» YOUR INSTRUCTIONS:
Repeat each line exactly as it is written.

» DATA LISTING:
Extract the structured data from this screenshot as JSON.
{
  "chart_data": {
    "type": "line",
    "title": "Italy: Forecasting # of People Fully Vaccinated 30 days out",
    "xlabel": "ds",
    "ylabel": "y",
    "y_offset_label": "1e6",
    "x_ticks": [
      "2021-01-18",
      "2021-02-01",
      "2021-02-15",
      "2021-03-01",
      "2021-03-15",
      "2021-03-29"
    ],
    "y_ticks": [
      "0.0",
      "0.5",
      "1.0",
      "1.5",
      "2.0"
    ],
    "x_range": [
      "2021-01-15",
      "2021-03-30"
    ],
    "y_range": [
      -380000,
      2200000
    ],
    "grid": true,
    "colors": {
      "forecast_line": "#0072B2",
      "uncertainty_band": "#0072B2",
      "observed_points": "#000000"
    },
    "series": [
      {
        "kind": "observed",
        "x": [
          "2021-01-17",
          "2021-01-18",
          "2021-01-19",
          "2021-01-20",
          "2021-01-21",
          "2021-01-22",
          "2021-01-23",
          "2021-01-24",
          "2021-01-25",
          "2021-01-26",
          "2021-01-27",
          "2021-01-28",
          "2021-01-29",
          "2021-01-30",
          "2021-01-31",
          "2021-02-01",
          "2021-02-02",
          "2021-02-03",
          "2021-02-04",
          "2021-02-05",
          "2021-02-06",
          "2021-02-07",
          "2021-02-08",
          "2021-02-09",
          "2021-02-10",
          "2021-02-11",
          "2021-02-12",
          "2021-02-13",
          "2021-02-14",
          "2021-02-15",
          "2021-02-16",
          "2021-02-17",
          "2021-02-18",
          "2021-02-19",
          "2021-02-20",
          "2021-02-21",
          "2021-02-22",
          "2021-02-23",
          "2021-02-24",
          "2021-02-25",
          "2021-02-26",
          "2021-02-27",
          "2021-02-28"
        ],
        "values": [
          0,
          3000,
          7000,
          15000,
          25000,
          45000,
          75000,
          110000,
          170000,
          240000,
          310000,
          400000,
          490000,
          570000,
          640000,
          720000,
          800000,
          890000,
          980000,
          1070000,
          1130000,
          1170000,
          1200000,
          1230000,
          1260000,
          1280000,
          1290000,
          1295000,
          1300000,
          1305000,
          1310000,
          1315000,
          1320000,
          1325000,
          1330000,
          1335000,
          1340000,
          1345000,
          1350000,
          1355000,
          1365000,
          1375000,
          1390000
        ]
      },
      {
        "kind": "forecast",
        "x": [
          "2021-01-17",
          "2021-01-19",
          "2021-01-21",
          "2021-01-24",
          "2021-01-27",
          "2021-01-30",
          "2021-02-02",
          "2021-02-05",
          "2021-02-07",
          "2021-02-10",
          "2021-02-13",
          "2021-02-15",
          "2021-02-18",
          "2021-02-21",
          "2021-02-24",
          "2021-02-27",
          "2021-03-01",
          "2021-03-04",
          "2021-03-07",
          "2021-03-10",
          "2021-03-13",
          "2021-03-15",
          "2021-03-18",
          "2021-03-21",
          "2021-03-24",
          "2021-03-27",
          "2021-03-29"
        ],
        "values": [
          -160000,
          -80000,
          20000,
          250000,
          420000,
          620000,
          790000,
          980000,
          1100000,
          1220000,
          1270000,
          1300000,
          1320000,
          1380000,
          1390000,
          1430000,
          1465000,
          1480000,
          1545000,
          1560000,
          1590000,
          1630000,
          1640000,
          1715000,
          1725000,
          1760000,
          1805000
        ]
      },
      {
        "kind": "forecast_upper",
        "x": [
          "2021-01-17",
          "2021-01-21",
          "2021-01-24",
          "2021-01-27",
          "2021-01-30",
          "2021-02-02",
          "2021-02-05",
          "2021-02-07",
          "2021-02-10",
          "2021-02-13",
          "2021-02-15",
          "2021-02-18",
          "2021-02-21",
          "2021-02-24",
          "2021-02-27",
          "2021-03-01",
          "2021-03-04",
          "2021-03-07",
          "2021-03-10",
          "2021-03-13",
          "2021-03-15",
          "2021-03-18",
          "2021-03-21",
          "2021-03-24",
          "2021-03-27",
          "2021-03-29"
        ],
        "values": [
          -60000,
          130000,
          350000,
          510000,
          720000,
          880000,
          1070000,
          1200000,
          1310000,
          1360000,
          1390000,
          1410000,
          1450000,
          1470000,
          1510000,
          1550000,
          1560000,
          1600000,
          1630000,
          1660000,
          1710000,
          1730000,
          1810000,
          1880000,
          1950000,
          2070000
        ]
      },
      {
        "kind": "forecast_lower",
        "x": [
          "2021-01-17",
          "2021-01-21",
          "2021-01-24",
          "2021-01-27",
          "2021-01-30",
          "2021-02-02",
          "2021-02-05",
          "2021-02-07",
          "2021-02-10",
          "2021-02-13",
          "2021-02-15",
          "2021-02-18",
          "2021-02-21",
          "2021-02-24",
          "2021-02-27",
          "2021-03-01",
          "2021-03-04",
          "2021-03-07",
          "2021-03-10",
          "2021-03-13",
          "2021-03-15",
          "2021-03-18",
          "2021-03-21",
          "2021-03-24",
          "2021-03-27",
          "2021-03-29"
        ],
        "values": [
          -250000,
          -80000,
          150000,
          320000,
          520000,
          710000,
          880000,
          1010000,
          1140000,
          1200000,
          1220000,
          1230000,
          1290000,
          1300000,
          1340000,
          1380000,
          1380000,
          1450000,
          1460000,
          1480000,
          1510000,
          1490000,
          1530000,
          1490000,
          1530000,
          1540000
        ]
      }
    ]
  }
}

» SOLVED PROBLEM:
Extract the structured data from this screenshot as JSON.
{
  "chart_data": {
    "type": "line",
    "title": "Italy: Forecasting # of People Fully Vaccinated 30 days out",
    "xlabel": "ds",
    "ylabel": "y",
    "y_offset_label": "1e6",
    "x_ticks": [
      "2021-01-18",
      "2021-02-01",
      "2021-02-15",
      "2021-03-01",
      "2021-03-15",
      "2021-03-29"
    ],
    "y_ticks": [
      "0.0",
      "0.5",
      "1.0",
      "1.5",
      "2.0"
    ],
    "x_range": [
      "2021-01-15",
      "2021-03-30"
    ],
    "y_range": [
      -380000,
      2200000
    ],
    "grid": true,
    "colors": {
      "forecast_line": "#0072B2",
      "uncertainty_band": "#0072B2",
      "observed_points": "#000000"
    },
    "series": [
      {
        "kind": "observed",
        "x": [
          "2021-01-17",
          "2021-01-18",
          "2021-01-19",
          "2021-01-20",
          "2021-01-21",
          "2021-01-22",
          "2021-01-23",
          "2021-01-24",
          "2021-01-25",
          "2021-01-26",
          "2021-01-27",
          "2021-01-28",
          "2021-01-29",
          "2021-01-30",
          "2021-01-31",
          "2021-02-01",
          "2021-02-02",
          "2021-02-03",
          "2021-02-04",
          "2021-02-05",
          "2021-02-06",
          "2021-02-07",
          "2021-02-08",
          "2021-02-09",
          "2021-02-10",
          "2021-02-11",
          "2021-02-12",
          "2021-02-13",
          "2021-02-14",
          "2021-02-15",
          "2021-02-16",
          "2021-02-17",
          "2021-02-18",
          "2021-02-19",
          "2021-02-20",
          "2021-02-21",
          "2021-02-22",
          "2021-02-23",
          "2021-02-24",
          "2021-02-25",
          "2021-02-26",
          "2021-02-27",
          "2021-02-28"
        ],
        "values": [
          0,
          3000,
          7000,
          15000,
          25000,
          45000,
          75000,
          110000,
          170000,
          240000,
          310000,
          400000,
          490000,
          570000,
          640000,
          720000,
          800000,
          890000,
          980000,
          1070000,
          1130000,
          1170000,
          1200000,
          1230000,
          1260000,
          1280000,
          1290000,
          1295000,
          1300000,
          1305000,
          1310000,
          1315000,
          1320000,
          1325000,
          1330000,
          1335000,
          1340000,
          1345000,
          1350000,
          1355000,
          1365000,
          1375000,
          1390000
        ]
      },
      {
        "kind": "forecast",
        "x": [
          "2021-01-17",
          "2021-01-19",
          "2021-01-21",
          "2021-01-24",
          "2021-01-27",
          "2021-01-30",
          "2021-02-02",
          "2021-02-05",
          "2021-02-07",
          "2021-02-10",
          "2021-02-13",
          "2021-02-15",
          "2021-02-18",
          "2021-02-21",
          "2021-02-24",
          "2021-02-27",
          "2021-03-01",
          "2021-03-04",
          "2021-03-07",
          "2021-03-10",
          "2021-03-13",
          "2021-03-15",
          "2021-03-18",
          "2021-03-21",
          "2021-03-24",
          "2021-03-27",
          "2021-03-29"
        ],
        "values": [
          -160000,
          -80000,
          20000,
          250000,
          420000,
          620000,
          790000,
          980000,
          1100000,
          1220000,
          1270000,
          1300000,
          1320000,
          1380000,
          1390000,
          1430000,
          1465000,
          1480000,
          1545000,
          1560000,
          1590000,
          1630000,
          1640000,
          1715000,
          1725000,
          1760000,
          1805000
        ]
      },
      {
        "kind": "forecast_upper",
        "x": [
          "2021-01-17",
          "2021-01-21",
          "2021-01-24",
          "2021-01-27",
          "2021-01-30",
          "2021-02-02",
          "2021-02-05",
          "2021-02-07",
          "2021-02-10",
          "2021-02-13",
          "2021-02-15",
          "2021-02-18",
          "2021-02-21",
          "2021-02-24",
          "2021-02-27",
          "2021-03-01",
          "2021-03-04",
          "2021-03-07",
          "2021-03-10",
          "2021-03-13",
          "2021-03-15",
          "2021-03-18",
          "2021-03-21",
          "2021-03-24",
          "2021-03-27",
          "2021-03-29"
        ],
        "values": [
          -60000,
          130000,
          350000,
          510000,
          720000,
          880000,
          1070000,
          1200000,
          1310000,
          1360000,
          1390000,
          1410000,
          1450000,
          1470000,
          1510000,
          1550000,
          1560000,
          1600000,
          1630000,
          1660000,
          1710000,
          1730000,
          1810000,
          1880000,
          1950000,
          2070000
        ]
      },
      {
        "kind": "forecast_lower",
        "x": [
          "2021-01-17",
          "2021-01-21",
          "2021-01-24",
          "2021-01-27",
          "2021-01-30",
          "2021-02-02",
          "2021-02-05",
          "2021-02-07",
          "2021-02-10",
          "2021-02-13",
          "2021-02-15",
          "2021-02-18",
          "2021-02-21",
          "2021-02-24",
          "2021-02-27",
          "2021-03-01",
          "2021-03-04",
          "2021-03-07",
          "2021-03-10",
          "2021-03-13",
          "2021-03-15",
          "2021-03-18",
          "2021-03-21",
          "2021-03-24",
          "2021-03-27",
          "2021-03-29"
        ],
        "values": [
          -250000,
          -80000,
          150000,
          320000,
          520000,
          710000,
          880000,
          1010000,
          1140000,
          1200000,
          1220000,
          1230000,
          1290000,
          1300000,
          1340000,
          1380000,
          1380000,
          1450000,
          1460000,
          1480000,
          1510000,
          1490000,
          1530000,
          1490000,
          1530000,
          1540000
        ]
      }
    ]
  }
}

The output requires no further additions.